## 本文
● ● ● ● ● ● ●

『風と共に去りぬ』製作発表会見

風と共に去りぬ
左より:山田和也、紫吹淳、岡田幸暉、米倉涼子、寺脇康文、高橋ひとみ

 1936年に出版されたマーガレット・ミッチェルの長編小説「風と共に去りぬ(Gone with the Wind)」は、南北戦争下1860年代のアメリカ南部、ジョージア州アトランタ市を背景に、時代の波に翻弄されながらも真の愛を求めて力強く生きた女性、スカーレット・オハラの半生を壮大なスケールで描いた作品です。
翌1937年にはピューリッツァー賞を受賞して世界的な大ベストセラーとなり、1939年には映画化され(監督:ヴィクター・フレミング、出演:ヴィヴィアン・リークラーク・ゲーブル)、こちらも世界的に大ヒットとなって、アカデミー賞では作品賞、監督賞を始めとして9部門を受賞した他、テーマ曲「♪タラのテーマ」も映画音楽のスタンダードとなっています。

● ● ● ● ● ● ●

## 短い課題
本文の「翌1937年にはピューリッツ」から「スタンダードとなっています。」までを、一字も変えずにそのまま打ち直してください。 資料は本文とは別個のものです。

## 資料データ
● ● ● ● ● ● ●

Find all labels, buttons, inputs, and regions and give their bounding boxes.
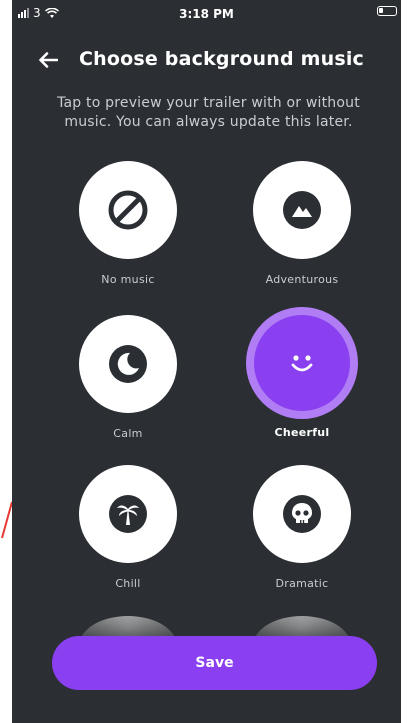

● ● ● ● ● ● ●

## 課題の解答
翌1937年にはピューリッツァー賞を受賞して世界的な大ベストセラーとなり、1939年には映画化され(監督:ヴィクター・フレミング、出演:ヴィヴィアン・リークラーク・ゲーブル)、こちらも世界的に大ヒットとなって、アカデミー賞では作品賞、監督賞を始めとして9部門を受賞した他、テーマ曲「♪タラのテーマ」も映画音楽のスタンダードとなっています。